Restate the whole of the material. Keep every word, and drop the pictures.

___ Data shown ___

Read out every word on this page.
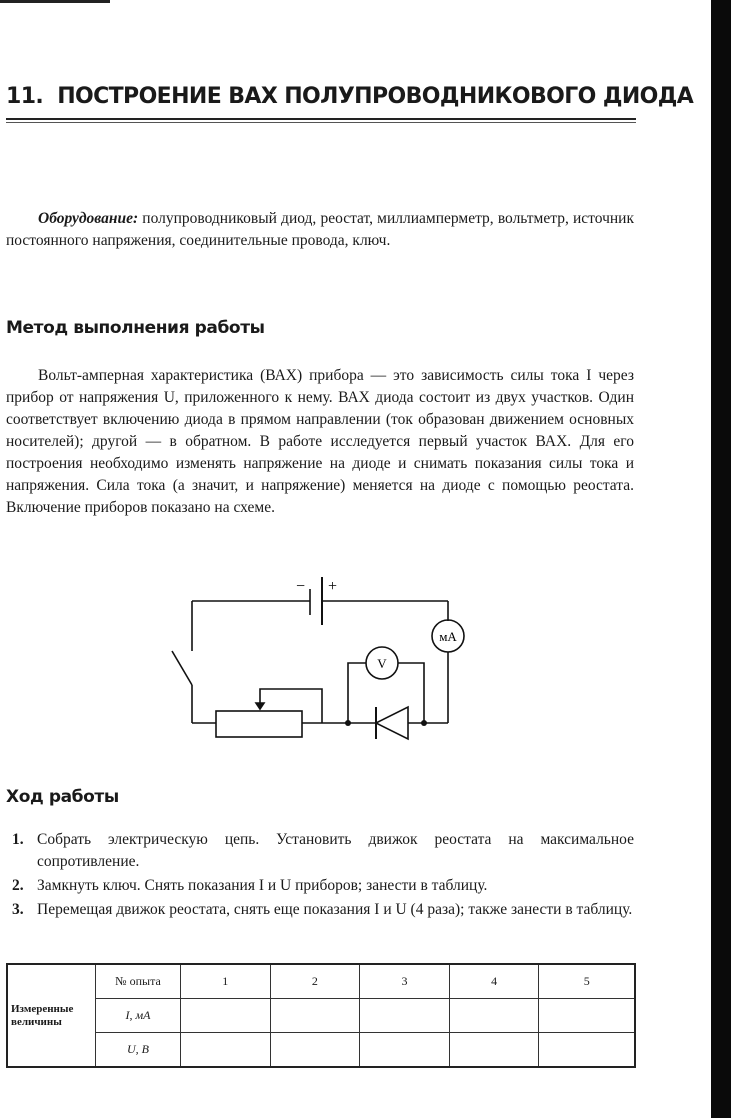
11. ПОСТРОЕНИЕ ВАХ ПОЛУПРОВОДНИКОВОГО ДИОДА

Оборудование: полупроводниковый диод, реостат, миллиамперметр, вольтметр, источник постоянного напряжения, соединительные провода, ключ.

Метод выполнения работы

Вольт-амперная характеристика (ВАХ) прибора — это зависимость силы тока I через прибор от напряжения U, приложенного к нему. ВАХ диода состоит из двух участков. Один соответствует включению диода в прямом направлении (ток образован движением основных носителей); другой — в обратном. В работе исследуется первый участок ВАХ. Для его построения необходимо изменять напряжение на диоде и снимать показания силы тока и напряжения. Сила тока (а значит, и напряжение) меняется на диоде с помощью реостата. Включение приборов показано на схеме.

− +
мА
V
Ход работы
1. Собрать электрическую цепь. Установить движок реостата на максимальное сопротивление.
2. Замкнуть ключ. Снять показания I и U приборов; занести в таблицу.
3. Перемещая движок реостата, снять еще показания I и U (4 раза); также занести в таблицу.
Измеренные величины	№ опыта	1	2	3	4	5
	I, мА					
	U, В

___

**Task output:**
Read out every word on this page.
11. ПОСТРОЕНИЕ ВАХ ПОЛУПРОВОДНИКОВОГО ДИОДА

Оборудование: полупроводниковый диод, реостат, миллиамперметр, вольтметр, источник постоянного напряжения, соединительные провода, ключ.

Метод выполнения работы

Вольт-амперная характеристика (ВАХ) прибора — это зависимость силы тока I через прибор от напряжения U, приложенного к нему. ВАХ диода состоит из двух участков. Один соответствует включению диода в прямом направлении (ток образован движением основных носителей); другой — в обратном. В работе исследуется первый участок ВАХ. Для его построения необходимо изменять напряжение на диоде и снимать показания силы тока и напряжения. Сила тока (а значит, и напряжение) меняется на диоде с помощью реостата. Включение приборов показано на схеме.

− +
мА
V
Ход работы
1. Собрать электрическую цепь. Установить движок реостата на максимальное сопротивление.
2. Замкнуть ключ. Снять показания I и U приборов; занести в таблицу.
3. Перемещая движок реостата, снять еще показания I и U (4 раза); также занести в таблицу.
Измеренные величины	№ опыта	1	2	3	4	5
	I, мА					
	U, В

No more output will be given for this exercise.